** Start Input **
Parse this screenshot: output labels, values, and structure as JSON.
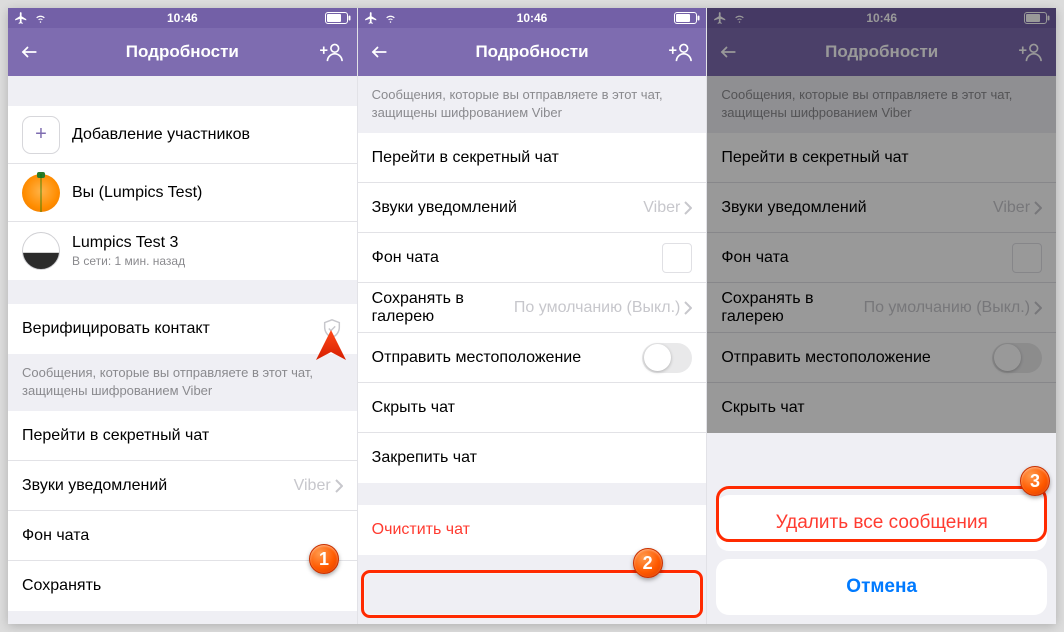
{
  "status": {
    "time": "10:46"
  },
  "nav": {
    "title": "Подробности"
  },
  "phone1": {
    "add_participants": "Добавление участников",
    "you": "Вы (Lumpics Test)",
    "contact_name": "Lumpics Test 3",
    "contact_status": "В сети: 1 мин. назад",
    "verify": "Верифицировать контакт",
    "note": "Сообщения, которые вы отправляете в этот чат, защищены шифрованием Viber",
    "secret": "Перейти в секретный чат",
    "sounds": "Звуки уведомлений",
    "sounds_value": "Viber",
    "background": "Фон чата",
    "save_partial": "Сохранять"
  },
  "common": {
    "note": "Сообщения, которые вы отправляете в этот чат, защищены шифрованием Viber",
    "secret": "Перейти в секретный чат",
    "sounds": "Звуки уведомлений",
    "sounds_value": "Viber",
    "background": "Фон чата",
    "save_gallery": "Сохранять в галерею",
    "save_gallery_value": "По умолчанию (Выкл.)",
    "send_location": "Отправить местоположение",
    "hide_chat": "Скрыть чат",
    "pin_chat": "Закрепить чат",
    "clear_chat": "Очистить чат"
  },
  "sheet": {
    "delete_all": "Удалить все сообщения",
    "cancel": "Отмена"
  },
  "badges": {
    "b1": "1",
    "b2": "2",
    "b3": "3"
  }
}
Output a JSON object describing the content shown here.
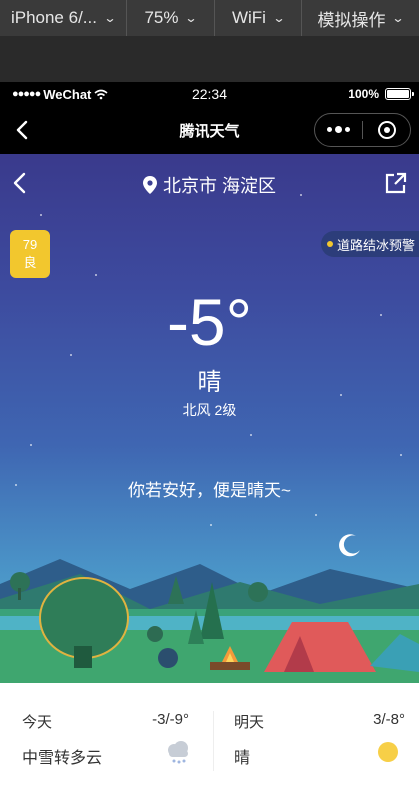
{
  "devtools": {
    "device": "iPhone 6/...",
    "zoom": "75%",
    "network": "WiFi",
    "action": "模拟操作"
  },
  "status_bar": {
    "carrier": "WeChat",
    "time": "22:34",
    "battery": "100%"
  },
  "wechat_nav": {
    "title": "腾讯天气"
  },
  "weather": {
    "location": "北京市 海淀区",
    "aqi_value": "79",
    "aqi_level": "良",
    "alert": "道路结冰预警",
    "temperature": "-5°",
    "condition": "晴",
    "wind": "北风 2级",
    "greeting": "你若安好，便是晴天~"
  },
  "forecast": {
    "today": {
      "label": "今天",
      "range": "-3/-9°",
      "desc": "中雪转多云",
      "icon": "snow-cloud-icon"
    },
    "tomorrow": {
      "label": "明天",
      "range": "3/-8°",
      "desc": "晴",
      "icon": "sun-icon"
    }
  },
  "colors": {
    "aqi_good": "#f2c72e",
    "sun": "#f7cf47",
    "sky_top": "#3a3a8c",
    "sky_bottom": "#58b7cf"
  }
}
** End Input **
= Job =
Transcribe the listing in full and omit the pictures.

= Result for this exercise =
Parse this screenshot: output labels, values, and structure as JSON.
{
  "status": {
    "time": "10:46"
  },
  "nav": {
    "title": "Подробности"
  },
  "phone1": {
    "add_participants": "Добавление участников",
    "you": "Вы (Lumpics Test)",
    "contact_name": "Lumpics Test 3",
    "contact_status": "В сети: 1 мин. назад",
    "verify": "Верифицировать контакт",
    "note": "Сообщения, которые вы отправляете в этот чат, защищены шифрованием Viber",
    "secret": "Перейти в секретный чат",
    "sounds": "Звуки уведомлений",
    "sounds_value": "Viber",
    "background": "Фон чата",
    "save_partial": "Сохранять"
  },
  "common": {
    "note": "Сообщения, которые вы отправляете в этот чат, защищены шифрованием Viber",
    "secret": "Перейти в секретный чат",
    "sounds": "Звуки уведомлений",
    "sounds_value": "Viber",
    "background": "Фон чата",
    "save_gallery": "Сохранять в галерею",
    "save_gallery_value": "По умолчанию (Выкл.)",
    "send_location": "Отправить местоположение",
    "hide_chat": "Скрыть чат",
    "pin_chat": "Закрепить чат",
    "clear_chat": "Очистить чат"
  },
  "sheet": {
    "delete_all": "Удалить все сообщения",
    "cancel": "Отмена"
  },
  "badges": {
    "b1": "1",
    "b2": "2",
    "b3": "3"
  }
}
Output a JSON object describing the content shown here.
{
  "devtools": {
    "device": "iPhone 6/...",
    "zoom": "75%",
    "network": "WiFi",
    "action": "模拟操作"
  },
  "status_bar": {
    "carrier": "WeChat",
    "time": "22:34",
    "battery": "100%"
  },
  "wechat_nav": {
    "title": "腾讯天气"
  },
  "weather": {
    "location": "北京市 海淀区",
    "aqi_value": "79",
    "aqi_level": "良",
    "alert": "道路结冰预警",
    "temperature": "-5°",
    "condition": "晴",
    "wind": "北风 2级",
    "greeting": "你若安好，便是晴天~"
  },
  "forecast": {
    "today": {
      "label": "今天",
      "range": "-3/-9°",
      "desc": "中雪转多云",
      "icon": "snow-cloud-icon"
    },
    "tomorrow": {
      "label": "明天",
      "range": "3/-8°",
      "desc": "晴",
      "icon": "sun-icon"
    }
  },
  "colors": {
    "aqi_good": "#f2c72e",
    "sun": "#f7cf47",
    "sky_top": "#3a3a8c",
    "sky_bottom": "#58b7cf"
  }
}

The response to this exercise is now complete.